EXTRACTED TEXT:
The fall semester began on a high note. With the new carrier current system operational, we had a larger audience, and consequently were able to attract more new members. Membership grew to almost thirty people. Among the new recruits was a transfer student named Bob Mallery. Bob was a Navy vet with an extensive background in electronics. He would become our first in-house engineer, and would prove to be invaluable in the years to come. Although he initially did a few shows, his main interests seemed to be outside the realm of on-air talent. He seemed happiest with a cup of coffee and a schematic of a piece of equipment; always able to coax just a little more out of a machine that should have stopped working years ago.
With more people eager to do air slots, the station expanded its hours of operation. We were now on from 10:00am to 10:00pm. The record library had grown to a point where people could specialize in the types of music they liked. Folks still brought in their own records, but WSCT now had shows specifically devoted to rock, jazz, classical, show tunes, top 40, R&B (back then it was called "soul music") and just about everything in between. Those people who had little desire to be music jocks became the News department, and they started producing their own programs and public affairs broadcasts.
The station added an AP teletype machine (one of those big, clacky monsters). The production capabilities mushroomed with the addition of a Studer-Revox tape deck. WSCT looked and sounded like a real radio station in every sense of the word, with the exception that nobody outside the college walls could hear us.

[Element position data]
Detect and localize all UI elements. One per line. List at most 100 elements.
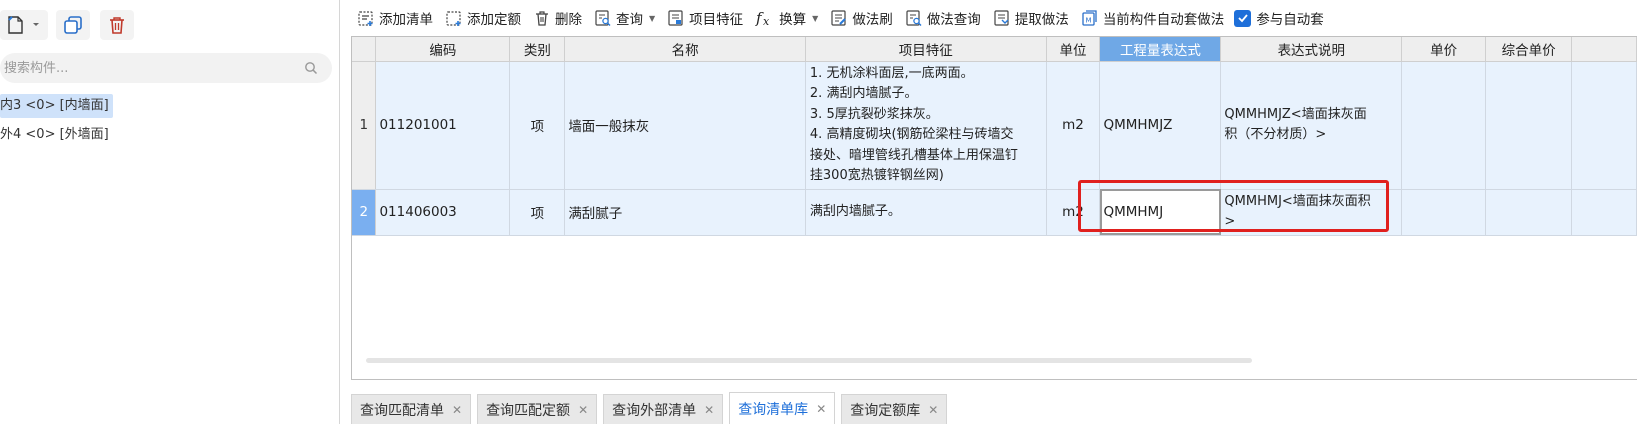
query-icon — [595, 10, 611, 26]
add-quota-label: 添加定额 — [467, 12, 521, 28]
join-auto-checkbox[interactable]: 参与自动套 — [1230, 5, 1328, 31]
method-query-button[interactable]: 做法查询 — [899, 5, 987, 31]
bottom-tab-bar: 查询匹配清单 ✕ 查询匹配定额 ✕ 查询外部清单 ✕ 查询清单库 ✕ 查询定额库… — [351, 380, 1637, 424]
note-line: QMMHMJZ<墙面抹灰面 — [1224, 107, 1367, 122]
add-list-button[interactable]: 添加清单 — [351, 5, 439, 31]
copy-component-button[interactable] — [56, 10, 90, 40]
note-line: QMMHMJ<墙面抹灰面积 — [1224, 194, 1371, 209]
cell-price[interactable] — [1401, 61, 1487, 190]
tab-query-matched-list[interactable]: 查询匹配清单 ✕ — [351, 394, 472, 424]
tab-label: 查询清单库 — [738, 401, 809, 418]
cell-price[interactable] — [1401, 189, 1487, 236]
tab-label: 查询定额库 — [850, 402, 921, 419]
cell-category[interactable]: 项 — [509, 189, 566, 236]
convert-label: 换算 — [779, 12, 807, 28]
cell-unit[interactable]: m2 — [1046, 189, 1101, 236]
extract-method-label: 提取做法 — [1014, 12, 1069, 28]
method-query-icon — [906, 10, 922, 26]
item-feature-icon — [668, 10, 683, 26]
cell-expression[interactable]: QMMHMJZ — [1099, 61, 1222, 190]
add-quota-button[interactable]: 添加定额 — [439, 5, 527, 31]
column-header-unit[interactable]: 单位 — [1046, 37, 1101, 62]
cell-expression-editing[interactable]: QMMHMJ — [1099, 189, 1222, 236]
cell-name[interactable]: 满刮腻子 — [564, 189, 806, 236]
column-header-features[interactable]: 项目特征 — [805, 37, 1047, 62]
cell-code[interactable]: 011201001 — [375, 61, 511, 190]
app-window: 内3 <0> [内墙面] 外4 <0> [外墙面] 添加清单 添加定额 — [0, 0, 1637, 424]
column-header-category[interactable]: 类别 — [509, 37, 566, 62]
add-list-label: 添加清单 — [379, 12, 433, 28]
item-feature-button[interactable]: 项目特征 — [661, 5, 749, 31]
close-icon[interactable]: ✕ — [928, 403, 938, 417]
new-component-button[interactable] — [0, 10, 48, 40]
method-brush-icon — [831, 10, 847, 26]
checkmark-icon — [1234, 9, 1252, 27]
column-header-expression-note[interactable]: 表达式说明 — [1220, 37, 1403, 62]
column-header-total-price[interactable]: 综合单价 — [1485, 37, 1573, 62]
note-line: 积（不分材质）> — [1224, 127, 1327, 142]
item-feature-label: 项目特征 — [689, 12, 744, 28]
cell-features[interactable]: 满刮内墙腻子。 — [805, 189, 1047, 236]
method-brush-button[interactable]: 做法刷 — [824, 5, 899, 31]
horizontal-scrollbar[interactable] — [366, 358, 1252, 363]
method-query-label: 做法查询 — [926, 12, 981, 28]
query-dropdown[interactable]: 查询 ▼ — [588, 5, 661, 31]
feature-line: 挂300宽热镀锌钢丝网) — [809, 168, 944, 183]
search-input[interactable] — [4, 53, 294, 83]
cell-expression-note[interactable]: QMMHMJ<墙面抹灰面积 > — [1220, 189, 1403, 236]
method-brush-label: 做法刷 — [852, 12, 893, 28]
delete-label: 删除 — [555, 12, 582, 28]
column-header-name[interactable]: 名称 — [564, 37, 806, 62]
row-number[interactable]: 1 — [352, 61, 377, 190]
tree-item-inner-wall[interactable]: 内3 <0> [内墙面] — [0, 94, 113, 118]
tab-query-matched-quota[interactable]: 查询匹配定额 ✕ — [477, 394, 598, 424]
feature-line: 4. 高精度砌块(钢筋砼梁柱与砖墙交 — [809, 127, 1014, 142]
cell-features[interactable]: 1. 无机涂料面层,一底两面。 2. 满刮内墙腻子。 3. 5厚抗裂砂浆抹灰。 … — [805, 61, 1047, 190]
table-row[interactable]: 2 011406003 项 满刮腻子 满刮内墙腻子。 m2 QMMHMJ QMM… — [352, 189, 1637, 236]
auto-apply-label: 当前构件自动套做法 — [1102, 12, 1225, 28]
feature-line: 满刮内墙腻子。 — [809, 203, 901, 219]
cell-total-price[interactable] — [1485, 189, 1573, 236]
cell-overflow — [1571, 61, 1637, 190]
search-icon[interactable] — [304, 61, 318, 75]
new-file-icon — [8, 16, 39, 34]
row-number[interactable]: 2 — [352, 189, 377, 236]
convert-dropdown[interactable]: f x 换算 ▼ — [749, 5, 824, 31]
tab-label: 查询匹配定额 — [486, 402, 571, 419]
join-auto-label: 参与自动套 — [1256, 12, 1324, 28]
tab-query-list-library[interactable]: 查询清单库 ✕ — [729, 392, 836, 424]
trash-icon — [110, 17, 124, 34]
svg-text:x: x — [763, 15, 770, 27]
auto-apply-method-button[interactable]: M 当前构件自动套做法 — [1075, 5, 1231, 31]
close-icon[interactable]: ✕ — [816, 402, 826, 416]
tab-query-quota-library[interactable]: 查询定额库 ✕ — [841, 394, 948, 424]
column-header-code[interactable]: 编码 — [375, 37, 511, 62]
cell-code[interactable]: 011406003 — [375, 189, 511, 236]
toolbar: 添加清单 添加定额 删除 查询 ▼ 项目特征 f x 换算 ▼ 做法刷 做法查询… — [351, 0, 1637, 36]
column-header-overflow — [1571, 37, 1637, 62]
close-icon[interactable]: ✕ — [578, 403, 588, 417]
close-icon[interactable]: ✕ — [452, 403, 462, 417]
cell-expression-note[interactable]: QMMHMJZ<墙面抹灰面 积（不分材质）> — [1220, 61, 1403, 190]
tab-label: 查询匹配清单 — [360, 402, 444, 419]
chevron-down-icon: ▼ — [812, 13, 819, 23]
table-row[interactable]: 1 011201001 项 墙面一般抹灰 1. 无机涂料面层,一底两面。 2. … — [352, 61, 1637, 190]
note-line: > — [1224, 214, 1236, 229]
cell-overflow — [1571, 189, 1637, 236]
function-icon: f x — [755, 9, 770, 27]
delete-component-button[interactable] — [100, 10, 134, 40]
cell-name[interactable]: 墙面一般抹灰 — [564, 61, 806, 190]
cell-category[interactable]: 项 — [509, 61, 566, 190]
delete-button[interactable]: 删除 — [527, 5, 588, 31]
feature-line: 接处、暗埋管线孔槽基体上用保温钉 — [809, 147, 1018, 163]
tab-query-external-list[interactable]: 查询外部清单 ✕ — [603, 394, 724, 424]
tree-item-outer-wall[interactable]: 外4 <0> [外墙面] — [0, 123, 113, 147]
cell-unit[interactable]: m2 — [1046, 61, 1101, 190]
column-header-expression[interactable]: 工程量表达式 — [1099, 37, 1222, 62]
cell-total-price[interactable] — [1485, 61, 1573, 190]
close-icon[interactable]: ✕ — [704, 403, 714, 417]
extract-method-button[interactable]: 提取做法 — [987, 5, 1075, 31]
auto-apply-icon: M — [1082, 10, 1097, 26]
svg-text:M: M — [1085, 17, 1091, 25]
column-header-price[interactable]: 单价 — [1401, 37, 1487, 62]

WRITTEN REQUEST:
In the college radio station passage, copy the text word for word, starting at "The station added" and ending at "could hear us.".

ANSWER TO THE PROBLEM:
The station added an AP teletype machine (one of those big, clacky monsters). The production capabilities mushroomed with the addition of a Studer-Revox tape deck. WSCT looked and sounded like a real radio station in every sense of the word, with the exception that nobody outside the college walls could hear us.